┏━━

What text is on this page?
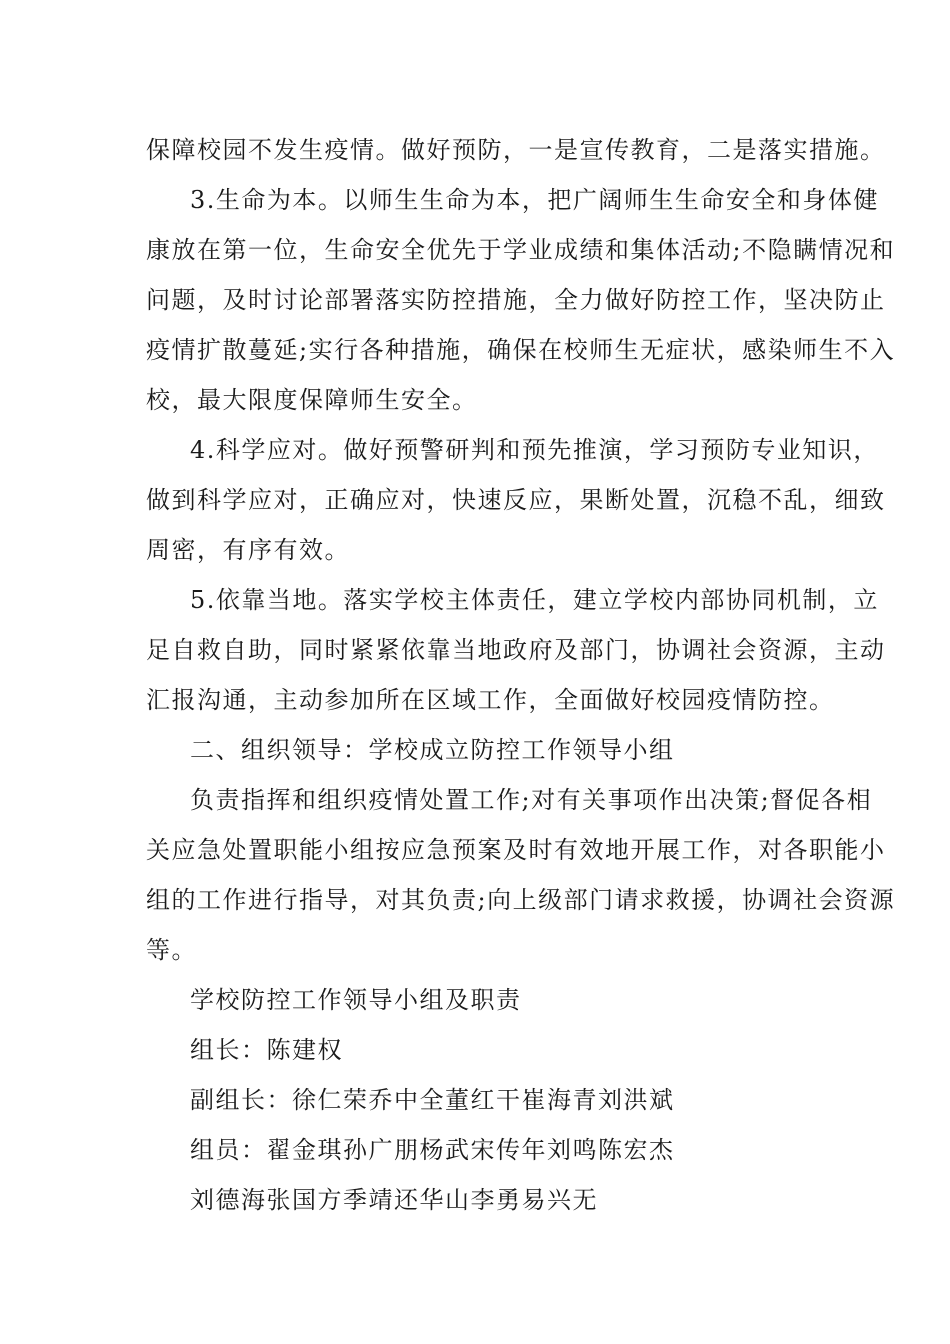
保障校园不发生疫情。做好预防，一是宣传教育，二是落实措施。
3.生命为本。以师生生命为本，把广阔师生生命安全和身体健
康放在第一位，生命安全优先于学业成绩和集体活动;不隐瞒情况和
问题，及时讨论部署落实防控措施，全力做好防控工作，坚决防止
疫情扩散蔓延;实行各种措施，确保在校师生无症状，感染师生不入
校，最大限度保障师生安全。
4.科学应对。做好预警研判和预先推演，学习预防专业知识，
做到科学应对，正确应对，快速反应，果断处置，沉稳不乱，细致
周密，有序有效。
5.依靠当地。落实学校主体责任，建立学校内部协同机制，立
足自救自助，同时紧紧依靠当地政府及部门，协调社会资源，主动
汇报沟通，主动参加所在区域工作，全面做好校园疫情防控。
二、组织领导：学校成立防控工作领导小组
负责指挥和组织疫情处置工作;对有关事项作出决策;督促各相
关应急处置职能小组按应急预案及时有效地开展工作，对各职能小
组的工作进行指导，对其负责;向上级部门请求救援，协调社会资源
等。
学校防控工作领导小组及职责
组长：陈建权
副组长：徐仁荣乔中全董红干崔海青刘洪斌
组员：翟金琪孙广朋杨武宋传年刘鸣陈宏杰
刘德海张国方季靖还华山李勇易兴无
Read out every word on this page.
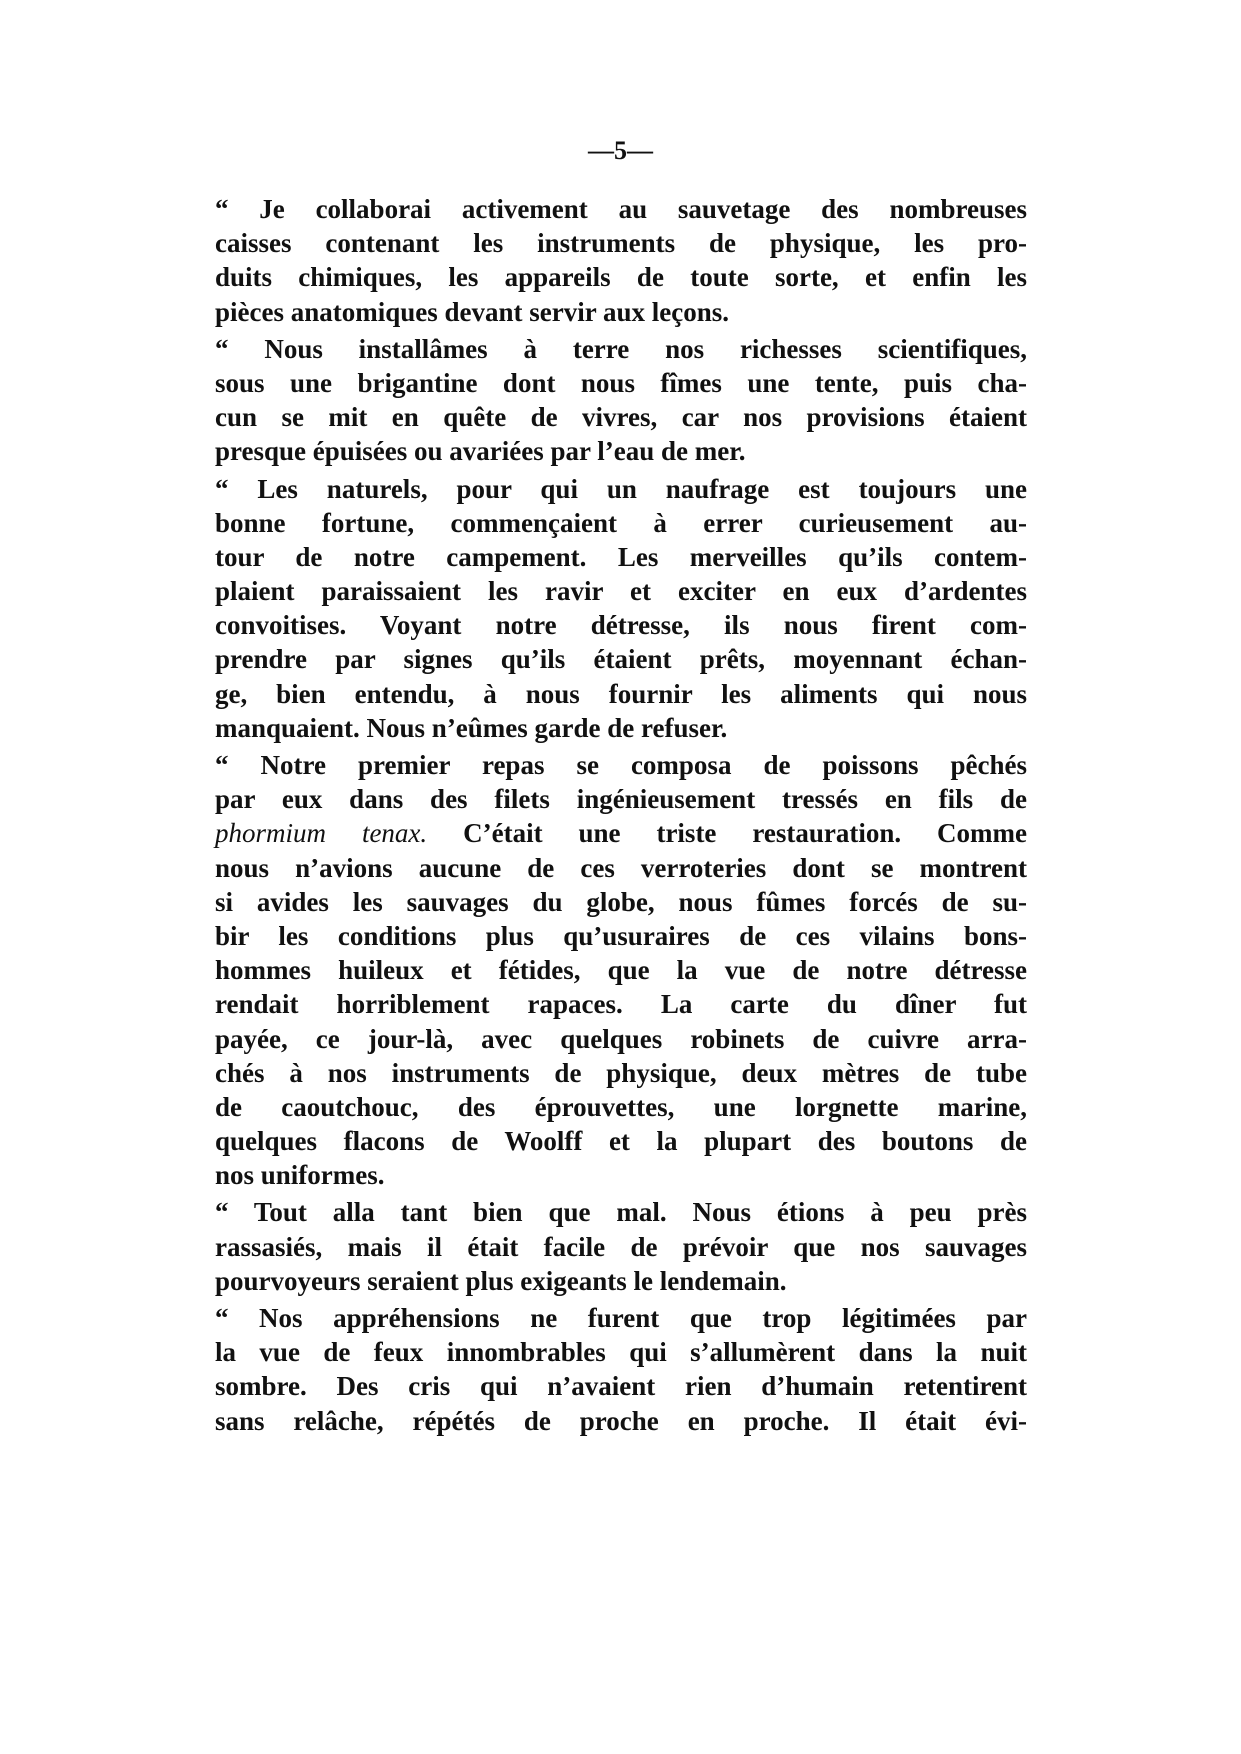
—5—
“ Je collaborai activement au sauvetage des nombreuses
caisses contenant les instruments de physique, les pro-
duits chimiques, les appareils de toute sorte, et enfin les
pièces anatomiques devant servir aux leçons.
“ Nous installâmes à terre nos richesses scientifiques,
sous une brigantine dont nous fîmes une tente, puis cha-
cun se mit en quête de vivres, car nos provisions étaient
presque épuisées ou avariées par l’eau de mer.
“ Les naturels, pour qui un naufrage est toujours une
bonne fortune, commençaient à errer curieusement au-
tour de notre campement. Les merveilles qu’ils contem-
plaient paraissaient les ravir et exciter en eux d’ardentes
convoitises. Voyant notre détresse, ils nous firent com-
prendre par signes qu’ils étaient prêts, moyennant échan-
ge, bien entendu, à nous fournir les aliments qui nous
manquaient. Nous n’eûmes garde de refuser.
“ Notre premier repas se composa de poissons pêchés
par eux dans des filets ingénieusement tressés en fils de
phormium tenax. C’était une triste restauration. Comme
nous n’avions aucune de ces verroteries dont se montrent
si avides les sauvages du globe, nous fûmes forcés de su-
bir les conditions plus qu’usuraires de ces vilains bons-
hommes huileux et fétides, que la vue de notre détresse
rendait horriblement rapaces. La carte du dîner fut
payée, ce jour-là, avec quelques robinets de cuivre arra-
chés à nos instruments de physique, deux mètres de tube
de caoutchouc, des éprouvettes, une lorgnette marine,
quelques flacons de Woolff et la plupart des boutons de
nos uniformes.
“ Tout alla tant bien que mal. Nous étions à peu près
rassasiés, mais il était facile de prévoir que nos sauvages
pourvoyeurs seraient plus exigeants le lendemain.
“ Nos appréhensions ne furent que trop légitimées par
la vue de feux innombrables qui s’allumèrent dans la nuit
sombre. Des cris qui n’avaient rien d’humain retentirent
sans relâche, répétés de proche en proche. Il était évi-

┗━━

*REQUIREMENTS*. Tally the lines of the data that contain the string "détresse" and report the total alone.

*WRITTEN RESPONSE*. 2